JOB:
Transcribe the records that follow. Keep every word exactly, and drop the pictures.

Entries taken from a collection:
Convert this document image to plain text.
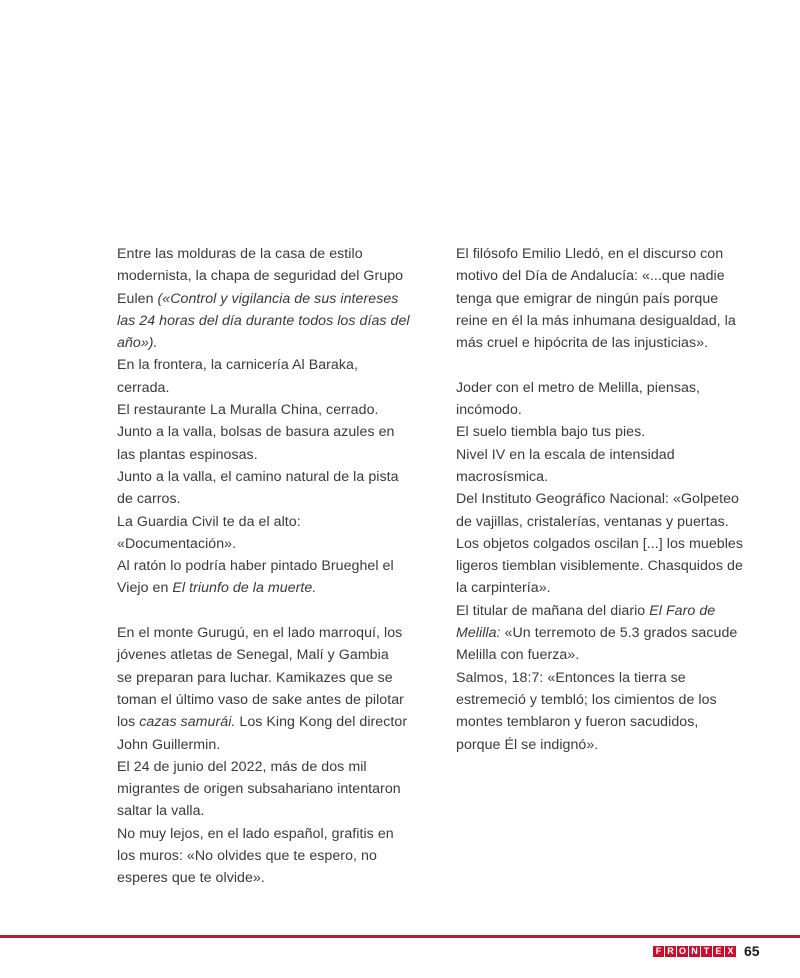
Entre las molduras de la casa de estilo
modernista, la chapa de seguridad del Grupo
Eulen («Control y vigilancia de sus intereses
las 24 horas del día durante todos los días del
año»).
En la frontera, la carnicería Al Baraka,
cerrada.
El restaurante La Muralla China, cerrado.
Junto a la valla, bolsas de basura azules en
las plantas espinosas.
Junto a la valla, el camino natural de la pista
de carros.
La Guardia Civil te da el alto:
«Documentación».
Al ratón lo podría haber pintado Brueghel el
Viejo en El triunfo de la muerte.
En el monte Gurugú, en el lado marroquí, los
jóvenes atletas de Senegal, Malí y Gambia
se preparan para luchar. Kamikazes que se
toman el último vaso de sake antes de pilotar
los cazas samurái. Los King Kong del director
John Guillermin.
El 24 de junio del 2022, más de dos mil
migrantes de origen subsahariano intentaron
saltar la valla.
No muy lejos, en el lado español, grafitis en
los muros: «No olvides que te espero, no
esperes que te olvide».
El filósofo Emilio Lledó, en el discurso con
motivo del Día de Andalucía: «...que nadie
tenga que emigrar de ningún país porque
reine en él la más inhumana desigualdad, la
más cruel e hipócrita de las injusticias».
Joder con el metro de Melilla, piensas,
incómodo.
El suelo tiembla bajo tus pies.
Nivel IV en la escala de intensidad
macrosísmica.
Del Instituto Geográfico Nacional: «Golpeteo
de vajillas, cristalerías, ventanas y puertas.
Los objetos colgados oscilan [...] los muebles
ligeros tiemblan visiblemente. Chasquidos de
la carpintería».
El titular de mañana del diario El Faro de
Melilla: «Un terremoto de 5.3 grados sacude
Melilla con fuerza».
Salmos, 18:7: «Entonces la tierra se
estremeció y tembló; los cimientos de los
montes temblaron y fueron sacudidos,
porque Él se indignó».
F R O N T E X 65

FINAL ANSWER:
Convert this document image to plain text.
Entre las molduras de la casa de estilo
modernista, la chapa de seguridad del Grupo
Eulen («Control y vigilancia de sus intereses
las 24 horas del día durante todos los días del
año»).
En la frontera, la carnicería Al Baraka,
cerrada.
El restaurante La Muralla China, cerrado.
Junto a la valla, bolsas de basura azules en
las plantas espinosas.
Junto a la valla, el camino natural de la pista
de carros.
La Guardia Civil te da el alto:
«Documentación».
Al ratón lo podría haber pintado Brueghel el
Viejo en El triunfo de la muerte.
En el monte Gurugú, en el lado marroquí, los
jóvenes atletas de Senegal, Malí y Gambia
se preparan para luchar. Kamikazes que se
toman el último vaso de sake antes de pilotar
los cazas samurái. Los King Kong del director
John Guillermin.
El 24 de junio del 2022, más de dos mil
migrantes de origen subsahariano intentaron
saltar la valla.
No muy lejos, en el lado español, grafitis en
los muros: «No olvides que te espero, no
esperes que te olvide».
El filósofo Emilio Lledó, en el discurso con
motivo del Día de Andalucía: «...que nadie
tenga que emigrar de ningún país porque
reine en él la más inhumana desigualdad, la
más cruel e hipócrita de las injusticias».
Joder con el metro de Melilla, piensas,
incómodo.
El suelo tiembla bajo tus pies.
Nivel IV en la escala de intensidad
macrosísmica.
Del Instituto Geográfico Nacional: «Golpeteo
de vajillas, cristalerías, ventanas y puertas.
Los objetos colgados oscilan [...] los muebles
ligeros tiemblan visiblemente. Chasquidos de
la carpintería».
El titular de mañana del diario El Faro de
Melilla: «Un terremoto de 5.3 grados sacude
Melilla con fuerza».
Salmos, 18:7: «Entonces la tierra se
estremeció y tembló; los cimientos de los
montes temblaron y fueron sacudidos,
porque Él se indignó».
F R O N T E X 65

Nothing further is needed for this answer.